# Directions for this task:
In the records that follow, locate every line with "University" and extract it.

┄┄┄┄┄┄┄┄┄┄

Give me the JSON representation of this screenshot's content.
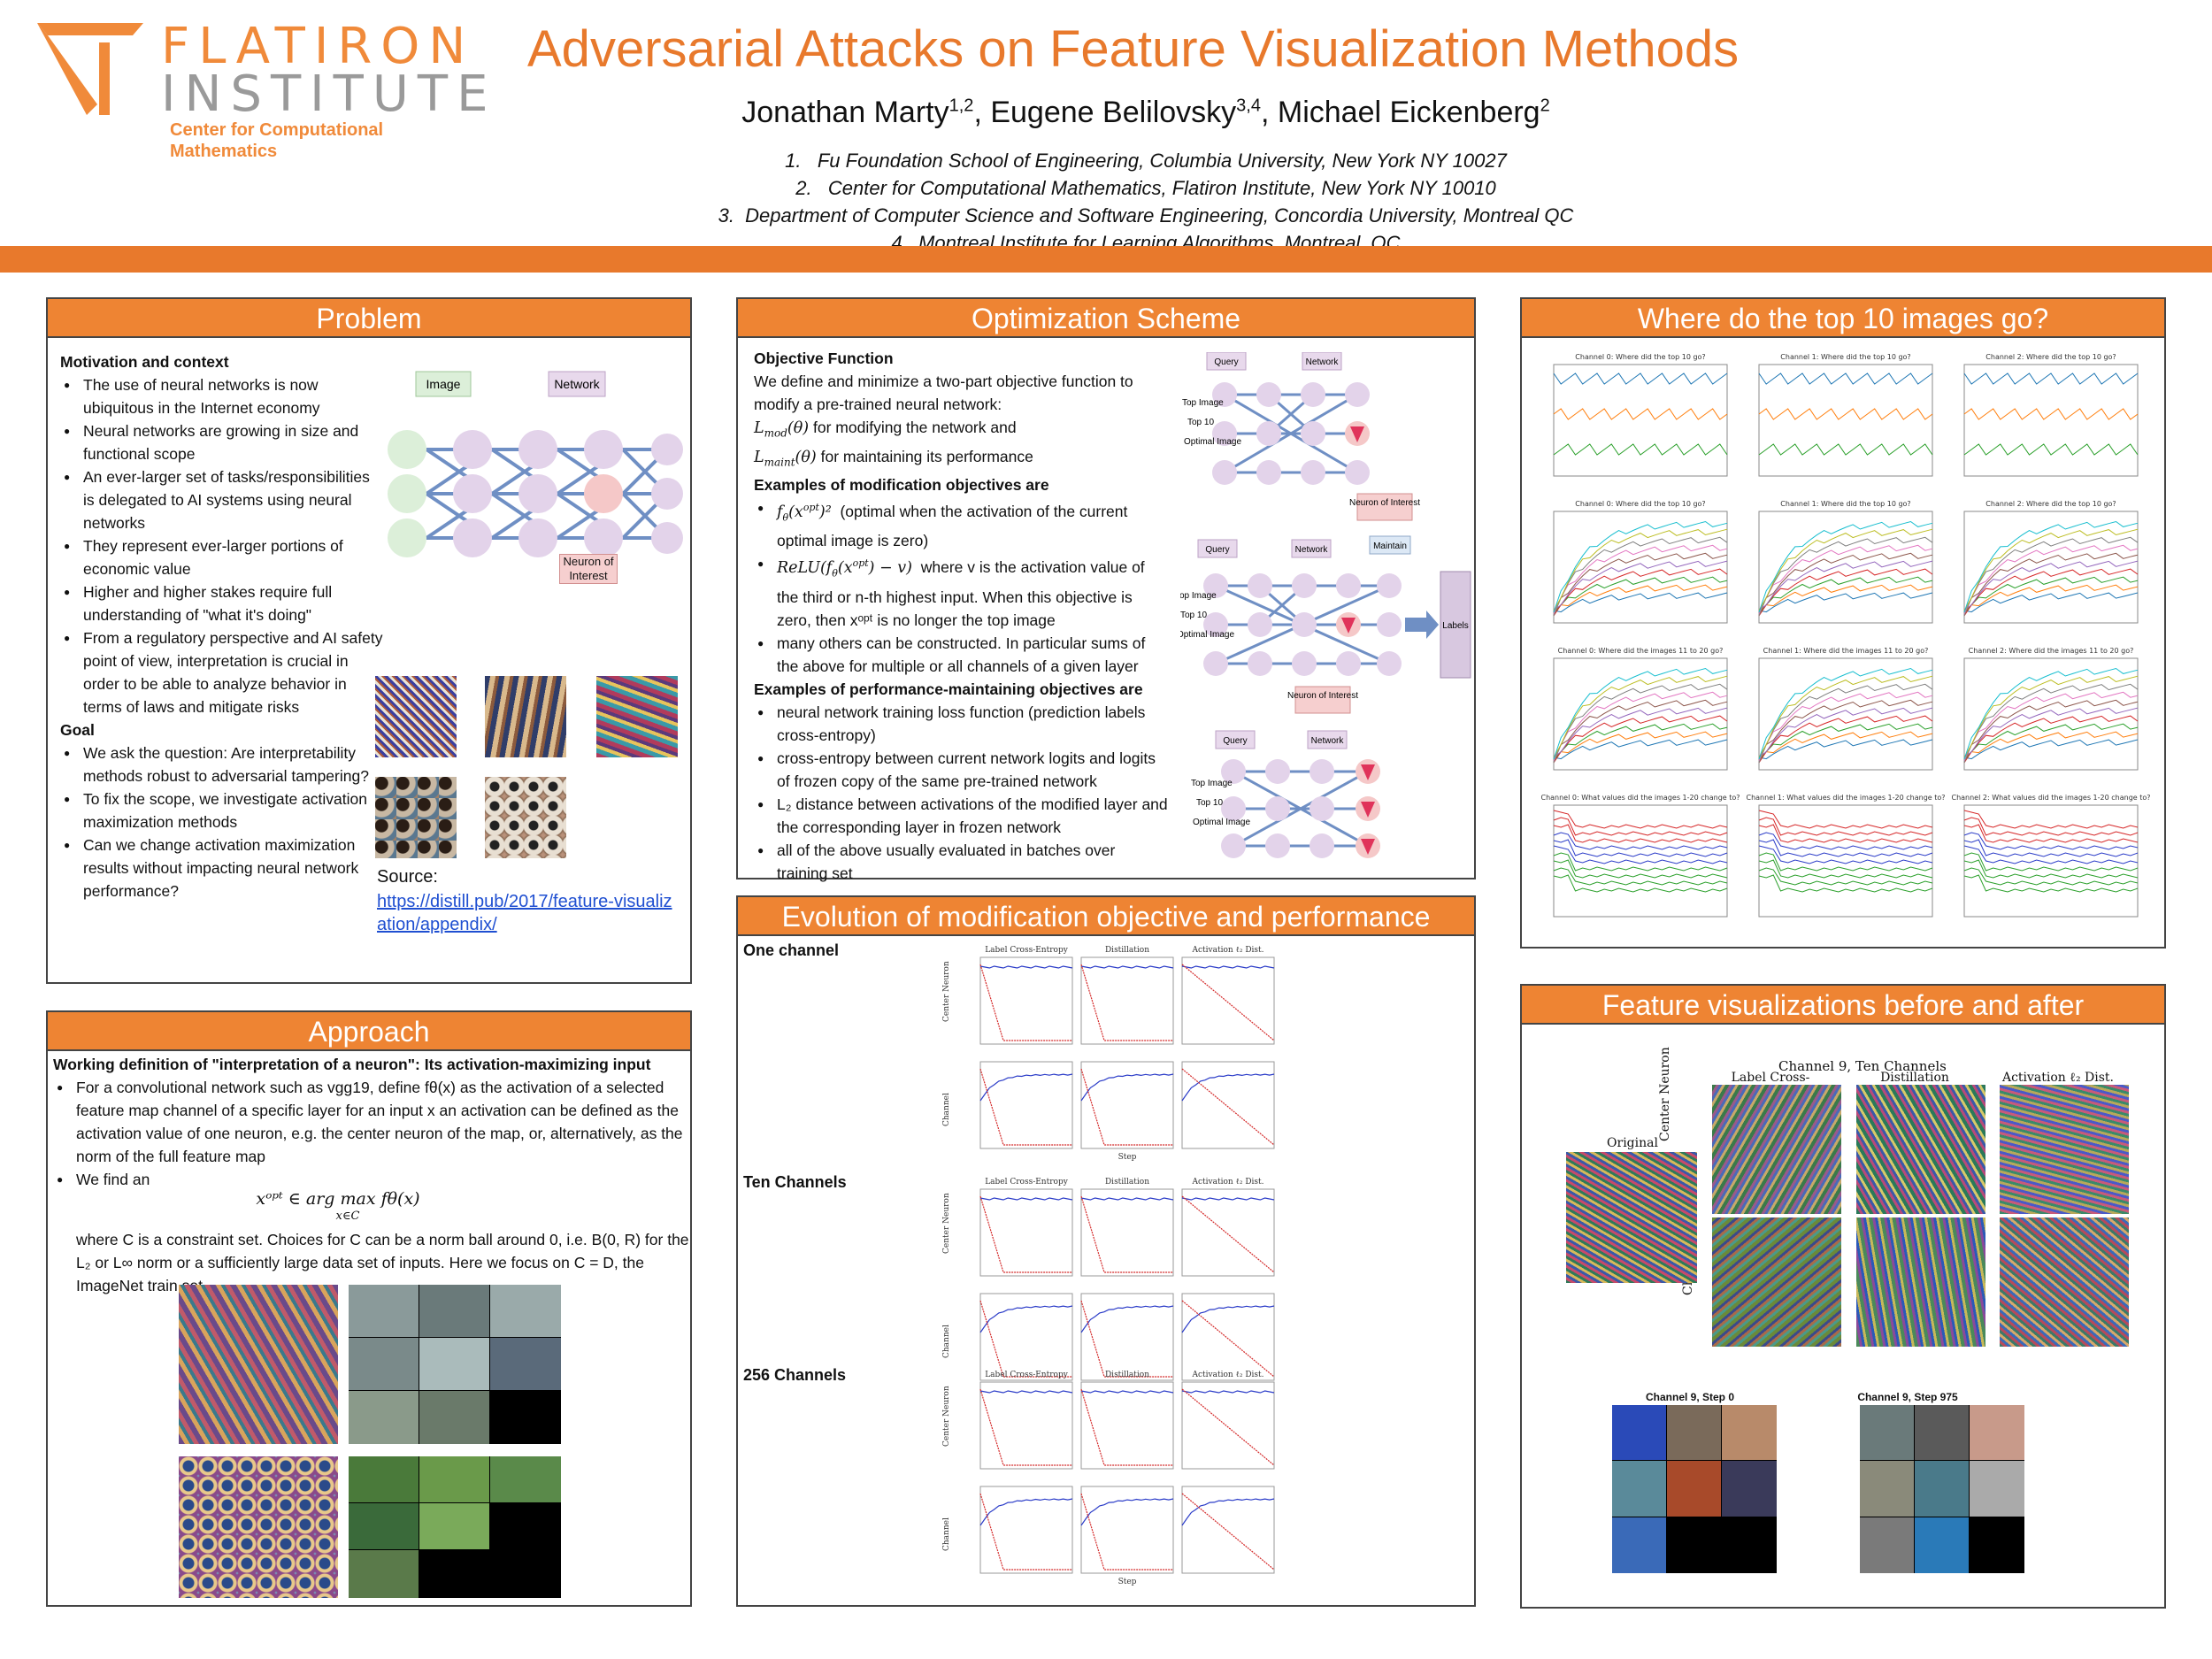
{
  "header": {
    "logo": {
      "word1": "FLATIRON",
      "word2": "INSTITUTE",
      "sub1": "Center for Computational",
      "sub2": "Mathematics"
    },
    "title": "Adversarial Attacks on Feature Visualization Methods",
    "authors": [
      {
        "name": "Jonathan Marty",
        "sup": "1,2"
      },
      {
        "name": "Eugene Belilovsky",
        "sup": "3,4"
      },
      {
        "name": "Michael Eickenberg",
        "sup": "2"
      }
    ],
    "affiliations": [
      "Fu Foundation School of Engineering, Columbia University, New York NY 10027",
      "Center for Computational Mathematics, Flatiron Institute, New York NY 10010",
      "Department of Computer Science and Software Engineering, Concordia University, Montreal QC",
      "Montreal Institute for Learning Algorithms, Montreal, QC"
    ]
  },
  "problem": {
    "heading": "Problem",
    "motivation_title": "Motivation and context",
    "motivation": [
      "The use of neural networks is now ubiquitous in the Internet economy",
      "Neural networks are growing in size and functional scope",
      "An ever-larger set of tasks/responsibilities is delegated to AI systems using neural networks",
      "They represent ever-larger portions of economic value",
      "Higher and higher stakes require full understanding of \"what it's doing\"",
      "From a regulatory perspective and AI safety point of view, interpretation is crucial in order to be able to analyze behavior in terms of laws and mitigate risks"
    ],
    "goal_title": "Goal",
    "goal": [
      "We ask the question: Are interpretability methods robust to adversarial tampering?",
      "To fix the scope, we investigate activation maximization methods",
      "Can we change activation maximization results without impacting neural network performance?"
    ],
    "diagram": {
      "image_label": "Image",
      "network_label": "Network",
      "neuron_label": "Neuron of Interest"
    },
    "source_label": "Source:",
    "source_link": "https://distill.pub/2017/feature-visualization/appendix/"
  },
  "approach": {
    "heading": "Approach",
    "definition": "Working definition of \"interpretation of a neuron\": Its activation-maximizing input",
    "bullet1": "For a convolutional network such as vgg19, define fθ(x) as the activation of a selected feature map channel of a specific layer for an input x an activation can be defined as the activation value of one neuron, e.g. the center neuron of the map, or, alternatively, as the norm of the full feature map",
    "bullet2": "We find an",
    "equation": "xᵒᵖᵗ ∈ arg max fθ(x)",
    "equation_sub": "x∈C",
    "constraint_text": "where C is a constraint set. Choices for C can be a norm ball around 0, i.e. B(0, R) for the L₂ or L∞ norm or a sufficiently large data set of inputs. Here we focus on C = D, the ImageNet train set"
  },
  "optimization": {
    "heading": "Optimization Scheme",
    "objective_title": "Objective Function",
    "objective_text": "We define and minimize a two-part objective function to modify a pre-trained neural network:",
    "lmod": "for modifying the network and",
    "lmaint": "for maintaining its performance",
    "mod_title": "Examples of modification objectives are",
    "mod_items": [
      "(optimal when the activation of the current optimal image is zero)",
      "where v is the activation value of the third or n-th highest input. When this objective is zero, then xᵒᵖᵗ is no longer the top image",
      "many others can be constructed. In particular sums of the above for multiple or all channels of a given layer"
    ],
    "perf_title": "Examples of performance-maintaining objectives are",
    "perf_items": [
      "neural network training loss function (prediction labels cross-entropy)",
      "cross-entropy between current network logits and logits of frozen copy of the same pre-trained network",
      "L₂ distance between activations of the modified layer and the corresponding layer in frozen network",
      "all of the above usually evaluated in batches over training set"
    ],
    "diagram": {
      "query": "Query",
      "network": "Network",
      "top_image": "Top Image",
      "top10": "Top 10",
      "optimal_image": "Optimal Image",
      "neuron": "Neuron of Interest",
      "maintain": "Maintain",
      "labels": "Labels"
    }
  },
  "evolution": {
    "heading": "Evolution of modification objective and performance",
    "groups": [
      "One channel",
      "Ten Channels",
      "256 Channels"
    ],
    "col_titles": [
      "Label Cross-Entropy",
      "Distillation",
      "Activation ℓ₂ Dist."
    ],
    "row_labels": [
      "Center Neuron",
      "Channel"
    ],
    "xlabel": "Step"
  },
  "top10": {
    "heading": "Where do the top 10 images go?",
    "row_titles": [
      [
        "Channel 0: Where did the top 10 go?",
        "Channel 1: Where did the top 10 go?",
        "Channel 2: Where did the top 10 go?"
      ],
      [
        "Channel 0: Where did the top 10 go?",
        "Channel 1: Where did the top 10 go?",
        "Channel 2: Where did the top 10 go?"
      ],
      [
        "Channel 0: Where did the images 11 to 20 go?",
        "Channel 1: Where did the images 11 to 20 go?",
        "Channel 2: Where did the images 11 to 20 go?"
      ],
      [
        "Channel 0: What values did the images 1-20 change to?",
        "Channel 1: What values did the images 1-20 change to?",
        "Channel 2: What values did the images 1-20 change to?"
      ]
    ]
  },
  "featviz": {
    "heading": "Feature visualizations before and after",
    "title": "Channel 9, Ten Channels",
    "original": "Original",
    "cols": [
      "Label Cross-Entropy",
      "Distillation",
      "Activation ℓ₂ Dist."
    ],
    "rows": [
      "Center Neuron",
      "Channel"
    ],
    "grid1": "Channel 9, Step 0",
    "grid2": "Channel 9, Step 975"
  }
}
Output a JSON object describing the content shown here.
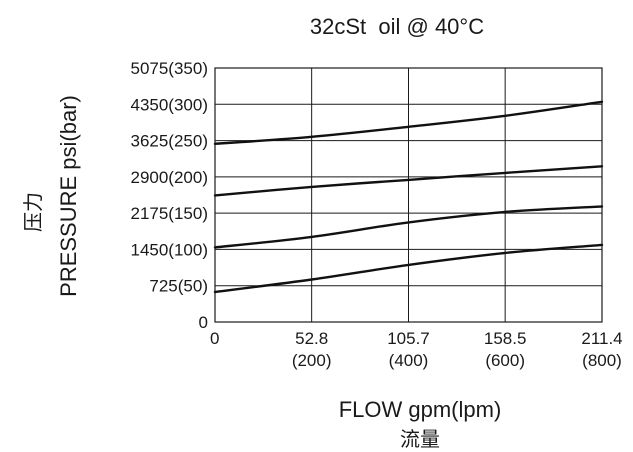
{
  "chart_data": {
    "type": "line",
    "title": "32cSt  oil @ 40°C",
    "xlabel": "FLOW gpm(lpm)",
    "xlabel_cn": "流量",
    "ylabel": "PRESSURE psi(bar)",
    "ylabel_cn": "压力",
    "xlim": [
      0,
      211.4
    ],
    "ylim": [
      0,
      5075
    ],
    "grid": true,
    "x_ticks": [
      {
        "value": 0,
        "label": "0",
        "sublabel": ""
      },
      {
        "value": 52.8,
        "label": "52.8",
        "sublabel": "(200)"
      },
      {
        "value": 105.7,
        "label": "105.7",
        "sublabel": "(400)"
      },
      {
        "value": 158.5,
        "label": "158.5",
        "sublabel": "(600)"
      },
      {
        "value": 211.4,
        "label": "211.4",
        "sublabel": "(800)"
      }
    ],
    "y_ticks": [
      {
        "value": 0,
        "label": "0"
      },
      {
        "value": 725,
        "label": "725(50)"
      },
      {
        "value": 1450,
        "label": "1450(100)"
      },
      {
        "value": 2175,
        "label": "2175(150)"
      },
      {
        "value": 2900,
        "label": "2900(200)"
      },
      {
        "value": 3625,
        "label": "3625(250)"
      },
      {
        "value": 4350,
        "label": "4350(300)"
      },
      {
        "value": 5075,
        "label": "5075(350)"
      }
    ],
    "series": [
      {
        "x": [
          0,
          52.8,
          105.7,
          158.5,
          211.4
        ],
        "values": [
          3560,
          3700,
          3900,
          4120,
          4400
        ]
      },
      {
        "x": [
          0,
          52.8,
          105.7,
          158.5,
          211.4
        ],
        "values": [
          2530,
          2700,
          2840,
          2980,
          3110
        ]
      },
      {
        "x": [
          0,
          52.8,
          105.7,
          158.5,
          211.4
        ],
        "values": [
          1490,
          1700,
          1990,
          2200,
          2310
        ]
      },
      {
        "x": [
          0,
          52.8,
          105.7,
          158.5,
          211.4
        ],
        "values": [
          600,
          850,
          1140,
          1380,
          1540
        ]
      }
    ]
  }
}
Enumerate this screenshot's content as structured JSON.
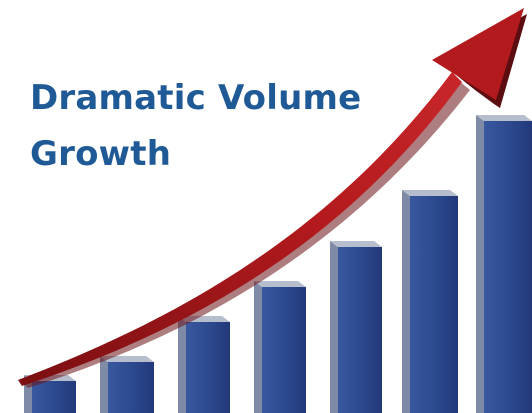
{
  "headline": {
    "line1": "Dramatic Volume",
    "line2": "Growth"
  },
  "graphic": {
    "bar_levels": [
      0.08,
      0.13,
      0.23,
      0.32,
      0.42,
      0.55,
      0.74
    ],
    "colors": {
      "bar_front": "#2d4a8f",
      "bar_side": "#7f8aa6",
      "bar_top": "#b6bdcc",
      "arrow": "#b31a1d",
      "arrow_shadow": "#5c0d10",
      "text": "#1f5a96"
    },
    "icons": [
      "rising-arrow-icon"
    ]
  }
}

┄┄┄┄┄┄┄┄┄┄

# Written response:
      "Fu Foundation School of Engineering, Columbia University, New York NY 10027",
      "Department of Computer Science and Software Engineering, Concordia University, Montreal QC",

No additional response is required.